> _DIRECTIONS FOR THIS TASK_: What follows is a block of records; reproduce all of it verbatim.

──────── INFORMATION PROVIDED

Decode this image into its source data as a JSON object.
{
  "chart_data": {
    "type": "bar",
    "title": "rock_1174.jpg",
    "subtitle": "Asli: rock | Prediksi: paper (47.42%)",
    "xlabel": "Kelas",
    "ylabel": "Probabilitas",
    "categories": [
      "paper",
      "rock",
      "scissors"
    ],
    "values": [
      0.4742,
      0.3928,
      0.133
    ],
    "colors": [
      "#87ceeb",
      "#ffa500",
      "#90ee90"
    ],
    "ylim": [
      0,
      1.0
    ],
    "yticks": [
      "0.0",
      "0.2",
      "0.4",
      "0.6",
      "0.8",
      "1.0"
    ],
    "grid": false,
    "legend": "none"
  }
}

────────────────

> _SOLUTION TO THE EXERCISE_:
Decode this image into its source data as a JSON object.
{
  "chart_data": {
    "type": "bar",
    "title": "rock_1174.jpg",
    "subtitle": "Asli: rock | Prediksi: paper (47.42%)",
    "xlabel": "Kelas",
    "ylabel": "Probabilitas",
    "categories": [
      "paper",
      "rock",
      "scissors"
    ],
    "values": [
      0.4742,
      0.3928,
      0.133
    ],
    "colors": [
      "#87ceeb",
      "#ffa500",
      "#90ee90"
    ],
    "ylim": [
      0,
      1.0
    ],
    "yticks": [
      "0.0",
      "0.2",
      "0.4",
      "0.6",
      "0.8",
      "1.0"
    ],
    "grid": false,
    "legend": "none"
  }
}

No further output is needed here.